START PROVIDED ENTRIES

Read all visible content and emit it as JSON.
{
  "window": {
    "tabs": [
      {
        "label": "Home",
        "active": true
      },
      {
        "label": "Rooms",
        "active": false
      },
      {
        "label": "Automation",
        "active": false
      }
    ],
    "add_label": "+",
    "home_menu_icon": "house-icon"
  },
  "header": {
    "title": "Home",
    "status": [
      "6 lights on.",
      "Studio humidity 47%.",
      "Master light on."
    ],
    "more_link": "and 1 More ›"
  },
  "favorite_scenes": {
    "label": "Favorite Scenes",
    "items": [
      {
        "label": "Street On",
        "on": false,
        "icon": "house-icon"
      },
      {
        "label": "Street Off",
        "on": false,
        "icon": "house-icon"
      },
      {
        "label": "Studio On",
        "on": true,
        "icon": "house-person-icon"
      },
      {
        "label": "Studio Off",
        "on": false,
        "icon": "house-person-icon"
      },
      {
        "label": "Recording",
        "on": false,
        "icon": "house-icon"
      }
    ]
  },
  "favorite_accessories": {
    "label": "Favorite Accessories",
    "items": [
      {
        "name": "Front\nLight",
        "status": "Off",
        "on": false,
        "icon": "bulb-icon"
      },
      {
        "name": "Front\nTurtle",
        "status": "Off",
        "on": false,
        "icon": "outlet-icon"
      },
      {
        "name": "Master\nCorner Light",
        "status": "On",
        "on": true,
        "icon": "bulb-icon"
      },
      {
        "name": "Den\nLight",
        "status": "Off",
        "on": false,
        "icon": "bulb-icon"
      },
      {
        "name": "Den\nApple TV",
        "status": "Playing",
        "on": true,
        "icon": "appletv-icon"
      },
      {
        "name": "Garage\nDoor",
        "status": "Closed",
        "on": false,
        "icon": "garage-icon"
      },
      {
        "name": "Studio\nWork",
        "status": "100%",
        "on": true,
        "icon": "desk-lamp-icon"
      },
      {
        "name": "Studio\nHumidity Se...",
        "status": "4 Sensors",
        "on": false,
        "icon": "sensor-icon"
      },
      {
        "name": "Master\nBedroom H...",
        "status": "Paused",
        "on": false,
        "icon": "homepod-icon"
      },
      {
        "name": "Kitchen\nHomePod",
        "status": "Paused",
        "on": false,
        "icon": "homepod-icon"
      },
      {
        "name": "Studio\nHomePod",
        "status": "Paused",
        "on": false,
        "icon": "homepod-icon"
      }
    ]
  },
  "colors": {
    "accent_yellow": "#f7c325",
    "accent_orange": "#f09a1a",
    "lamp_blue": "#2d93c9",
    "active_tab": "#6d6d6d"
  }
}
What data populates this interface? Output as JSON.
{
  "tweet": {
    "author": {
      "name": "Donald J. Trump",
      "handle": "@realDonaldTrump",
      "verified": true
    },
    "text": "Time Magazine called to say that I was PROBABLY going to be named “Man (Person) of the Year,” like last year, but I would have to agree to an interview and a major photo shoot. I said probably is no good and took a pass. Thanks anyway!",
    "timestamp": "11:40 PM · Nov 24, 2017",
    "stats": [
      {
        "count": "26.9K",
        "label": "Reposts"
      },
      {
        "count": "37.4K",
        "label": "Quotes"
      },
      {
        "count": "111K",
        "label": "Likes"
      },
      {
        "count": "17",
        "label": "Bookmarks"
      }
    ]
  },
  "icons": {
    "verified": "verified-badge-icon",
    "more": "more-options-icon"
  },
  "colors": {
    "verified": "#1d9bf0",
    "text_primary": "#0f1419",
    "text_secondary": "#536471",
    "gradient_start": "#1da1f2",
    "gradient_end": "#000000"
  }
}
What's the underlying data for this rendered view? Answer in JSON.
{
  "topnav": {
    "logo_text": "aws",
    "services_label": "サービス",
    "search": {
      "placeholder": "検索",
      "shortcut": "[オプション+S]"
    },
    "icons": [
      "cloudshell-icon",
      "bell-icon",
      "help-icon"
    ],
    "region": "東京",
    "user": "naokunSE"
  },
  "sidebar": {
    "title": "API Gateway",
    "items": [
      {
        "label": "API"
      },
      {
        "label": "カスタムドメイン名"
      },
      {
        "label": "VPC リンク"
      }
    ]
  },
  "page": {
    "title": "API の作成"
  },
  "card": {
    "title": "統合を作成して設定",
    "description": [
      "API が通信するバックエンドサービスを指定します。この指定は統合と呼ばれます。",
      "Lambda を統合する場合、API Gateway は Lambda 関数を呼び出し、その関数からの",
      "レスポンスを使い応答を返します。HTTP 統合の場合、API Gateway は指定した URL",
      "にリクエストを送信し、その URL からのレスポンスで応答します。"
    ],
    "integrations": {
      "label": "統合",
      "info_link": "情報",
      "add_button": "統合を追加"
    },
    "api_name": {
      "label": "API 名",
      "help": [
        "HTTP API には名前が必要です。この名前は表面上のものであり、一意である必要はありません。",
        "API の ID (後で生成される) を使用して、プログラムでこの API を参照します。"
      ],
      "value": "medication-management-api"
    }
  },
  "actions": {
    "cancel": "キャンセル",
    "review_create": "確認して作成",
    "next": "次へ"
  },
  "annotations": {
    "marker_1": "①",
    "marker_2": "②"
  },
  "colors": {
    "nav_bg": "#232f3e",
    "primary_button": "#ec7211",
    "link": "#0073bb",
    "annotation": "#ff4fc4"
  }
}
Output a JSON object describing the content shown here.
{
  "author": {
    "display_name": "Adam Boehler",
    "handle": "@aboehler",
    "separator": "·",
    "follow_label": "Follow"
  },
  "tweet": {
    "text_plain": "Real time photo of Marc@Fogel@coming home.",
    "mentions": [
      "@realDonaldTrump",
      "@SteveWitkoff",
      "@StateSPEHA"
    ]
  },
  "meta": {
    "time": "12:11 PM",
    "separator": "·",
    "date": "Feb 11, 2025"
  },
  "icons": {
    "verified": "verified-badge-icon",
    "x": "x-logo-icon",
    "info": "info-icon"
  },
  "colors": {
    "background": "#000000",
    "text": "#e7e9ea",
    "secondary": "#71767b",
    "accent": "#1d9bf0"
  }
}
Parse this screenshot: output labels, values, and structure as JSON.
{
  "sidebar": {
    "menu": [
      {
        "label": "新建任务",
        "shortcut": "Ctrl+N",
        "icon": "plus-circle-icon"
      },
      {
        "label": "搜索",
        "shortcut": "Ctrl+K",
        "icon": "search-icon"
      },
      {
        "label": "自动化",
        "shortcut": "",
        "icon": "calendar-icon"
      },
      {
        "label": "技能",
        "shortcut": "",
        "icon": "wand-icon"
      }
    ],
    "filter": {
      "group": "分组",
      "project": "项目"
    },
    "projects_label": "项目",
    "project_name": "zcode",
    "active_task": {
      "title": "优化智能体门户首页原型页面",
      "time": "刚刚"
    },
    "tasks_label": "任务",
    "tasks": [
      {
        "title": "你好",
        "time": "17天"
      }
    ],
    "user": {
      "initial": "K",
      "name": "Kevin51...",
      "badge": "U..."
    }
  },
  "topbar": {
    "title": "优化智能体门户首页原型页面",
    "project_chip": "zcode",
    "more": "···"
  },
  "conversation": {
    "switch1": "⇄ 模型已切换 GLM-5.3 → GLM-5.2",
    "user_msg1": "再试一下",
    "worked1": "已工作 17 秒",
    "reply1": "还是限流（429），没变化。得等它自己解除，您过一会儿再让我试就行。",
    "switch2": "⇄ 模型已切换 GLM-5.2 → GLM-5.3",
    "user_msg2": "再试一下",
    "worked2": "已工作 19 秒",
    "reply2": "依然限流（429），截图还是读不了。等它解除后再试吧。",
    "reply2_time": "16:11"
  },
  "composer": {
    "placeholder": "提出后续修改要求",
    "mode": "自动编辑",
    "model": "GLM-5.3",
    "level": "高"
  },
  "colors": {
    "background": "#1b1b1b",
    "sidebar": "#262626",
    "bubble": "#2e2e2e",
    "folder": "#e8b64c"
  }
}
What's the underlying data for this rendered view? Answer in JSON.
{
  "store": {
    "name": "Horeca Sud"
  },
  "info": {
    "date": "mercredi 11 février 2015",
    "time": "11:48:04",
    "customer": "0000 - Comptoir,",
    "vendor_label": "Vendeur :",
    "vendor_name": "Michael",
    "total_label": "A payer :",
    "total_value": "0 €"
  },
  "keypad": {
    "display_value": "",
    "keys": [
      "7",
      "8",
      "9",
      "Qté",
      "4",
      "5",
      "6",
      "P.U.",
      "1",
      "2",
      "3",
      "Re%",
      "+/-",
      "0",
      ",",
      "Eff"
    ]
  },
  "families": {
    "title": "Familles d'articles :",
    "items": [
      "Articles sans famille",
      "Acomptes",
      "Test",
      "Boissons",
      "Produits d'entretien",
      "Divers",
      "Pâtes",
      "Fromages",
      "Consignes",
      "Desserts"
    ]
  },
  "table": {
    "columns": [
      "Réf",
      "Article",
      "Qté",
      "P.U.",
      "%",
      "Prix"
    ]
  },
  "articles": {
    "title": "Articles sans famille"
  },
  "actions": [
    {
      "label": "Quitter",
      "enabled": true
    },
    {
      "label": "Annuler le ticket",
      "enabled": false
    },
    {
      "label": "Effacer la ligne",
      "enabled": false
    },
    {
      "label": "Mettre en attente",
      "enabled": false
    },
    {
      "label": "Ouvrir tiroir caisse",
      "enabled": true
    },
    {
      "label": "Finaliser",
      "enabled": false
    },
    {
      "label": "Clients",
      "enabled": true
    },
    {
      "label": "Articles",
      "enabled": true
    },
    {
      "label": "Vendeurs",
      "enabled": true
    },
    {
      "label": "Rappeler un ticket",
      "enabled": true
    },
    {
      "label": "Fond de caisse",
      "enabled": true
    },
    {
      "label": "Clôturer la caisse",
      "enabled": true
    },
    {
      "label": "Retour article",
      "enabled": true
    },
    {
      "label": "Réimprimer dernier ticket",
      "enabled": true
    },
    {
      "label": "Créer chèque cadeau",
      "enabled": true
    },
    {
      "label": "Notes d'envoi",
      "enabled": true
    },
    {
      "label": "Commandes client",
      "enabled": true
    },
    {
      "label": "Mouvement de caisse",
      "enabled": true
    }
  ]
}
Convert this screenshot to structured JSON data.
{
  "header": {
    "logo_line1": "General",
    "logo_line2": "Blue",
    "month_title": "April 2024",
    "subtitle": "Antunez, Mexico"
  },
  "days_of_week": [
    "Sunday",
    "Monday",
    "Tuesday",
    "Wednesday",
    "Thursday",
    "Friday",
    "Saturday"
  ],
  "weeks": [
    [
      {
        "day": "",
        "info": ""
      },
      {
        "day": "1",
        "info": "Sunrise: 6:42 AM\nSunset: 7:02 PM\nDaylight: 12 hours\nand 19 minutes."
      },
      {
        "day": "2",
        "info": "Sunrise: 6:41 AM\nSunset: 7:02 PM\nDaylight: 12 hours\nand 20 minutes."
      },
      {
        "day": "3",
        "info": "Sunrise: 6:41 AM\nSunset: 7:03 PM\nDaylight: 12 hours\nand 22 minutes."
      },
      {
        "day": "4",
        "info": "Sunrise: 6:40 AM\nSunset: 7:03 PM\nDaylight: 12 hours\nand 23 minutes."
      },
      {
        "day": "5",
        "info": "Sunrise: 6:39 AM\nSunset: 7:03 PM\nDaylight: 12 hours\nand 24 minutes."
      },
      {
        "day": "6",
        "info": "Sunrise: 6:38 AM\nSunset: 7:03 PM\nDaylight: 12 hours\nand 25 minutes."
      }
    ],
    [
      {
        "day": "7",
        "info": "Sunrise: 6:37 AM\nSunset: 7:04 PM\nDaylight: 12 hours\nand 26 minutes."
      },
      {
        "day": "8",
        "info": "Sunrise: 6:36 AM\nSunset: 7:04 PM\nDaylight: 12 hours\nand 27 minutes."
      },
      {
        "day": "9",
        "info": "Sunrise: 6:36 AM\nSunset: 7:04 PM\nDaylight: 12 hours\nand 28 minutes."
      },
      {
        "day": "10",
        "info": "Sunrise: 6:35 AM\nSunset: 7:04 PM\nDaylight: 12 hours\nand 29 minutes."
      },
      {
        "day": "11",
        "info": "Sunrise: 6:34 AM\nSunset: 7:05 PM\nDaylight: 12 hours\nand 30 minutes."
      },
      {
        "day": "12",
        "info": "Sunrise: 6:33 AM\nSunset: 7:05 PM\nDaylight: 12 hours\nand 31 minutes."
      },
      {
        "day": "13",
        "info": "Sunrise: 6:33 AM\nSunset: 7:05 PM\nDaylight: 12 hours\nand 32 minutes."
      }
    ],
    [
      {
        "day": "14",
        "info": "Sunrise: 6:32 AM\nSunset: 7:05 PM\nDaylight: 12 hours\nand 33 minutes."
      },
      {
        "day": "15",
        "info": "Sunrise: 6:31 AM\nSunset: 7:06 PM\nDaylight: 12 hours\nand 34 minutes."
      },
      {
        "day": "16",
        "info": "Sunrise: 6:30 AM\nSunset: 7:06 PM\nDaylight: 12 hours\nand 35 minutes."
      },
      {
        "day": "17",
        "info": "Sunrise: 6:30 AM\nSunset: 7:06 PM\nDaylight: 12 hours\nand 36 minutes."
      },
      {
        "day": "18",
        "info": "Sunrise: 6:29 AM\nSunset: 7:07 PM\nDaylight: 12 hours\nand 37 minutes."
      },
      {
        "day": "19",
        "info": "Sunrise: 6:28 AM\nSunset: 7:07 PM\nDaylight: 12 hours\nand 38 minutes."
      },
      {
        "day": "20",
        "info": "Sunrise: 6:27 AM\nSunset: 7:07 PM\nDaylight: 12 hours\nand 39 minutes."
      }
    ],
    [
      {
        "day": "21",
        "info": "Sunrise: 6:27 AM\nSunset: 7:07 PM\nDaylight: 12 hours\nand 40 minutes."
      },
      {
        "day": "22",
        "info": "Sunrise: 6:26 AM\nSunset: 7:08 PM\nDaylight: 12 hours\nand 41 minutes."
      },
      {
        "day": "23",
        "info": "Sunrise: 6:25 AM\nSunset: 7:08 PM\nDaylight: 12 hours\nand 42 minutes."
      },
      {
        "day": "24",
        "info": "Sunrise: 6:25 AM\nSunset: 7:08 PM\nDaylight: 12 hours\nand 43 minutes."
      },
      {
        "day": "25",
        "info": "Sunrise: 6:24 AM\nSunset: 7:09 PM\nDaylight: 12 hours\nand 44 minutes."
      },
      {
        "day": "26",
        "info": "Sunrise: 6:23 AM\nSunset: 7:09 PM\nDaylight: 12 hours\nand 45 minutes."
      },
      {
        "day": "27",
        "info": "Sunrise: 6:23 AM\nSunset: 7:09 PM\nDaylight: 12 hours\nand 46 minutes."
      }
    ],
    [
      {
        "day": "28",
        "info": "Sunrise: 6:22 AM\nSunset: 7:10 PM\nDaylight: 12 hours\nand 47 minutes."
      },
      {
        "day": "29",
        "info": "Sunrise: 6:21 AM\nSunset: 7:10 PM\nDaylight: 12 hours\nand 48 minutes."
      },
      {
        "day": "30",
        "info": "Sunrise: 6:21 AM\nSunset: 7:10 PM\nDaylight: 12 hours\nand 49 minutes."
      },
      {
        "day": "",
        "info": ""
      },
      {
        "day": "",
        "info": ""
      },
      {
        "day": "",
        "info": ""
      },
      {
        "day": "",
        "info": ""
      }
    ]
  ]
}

END PROVIDED ENTRIES

EXERCISE INSTRUCTIONS: From the listing, copy every line where the string "realDonaldTrump" appears.

OUTPUT FOR THIS EXERCISE:
      "handle": "@realDonaldTrump",
      "@realDonaldTrump",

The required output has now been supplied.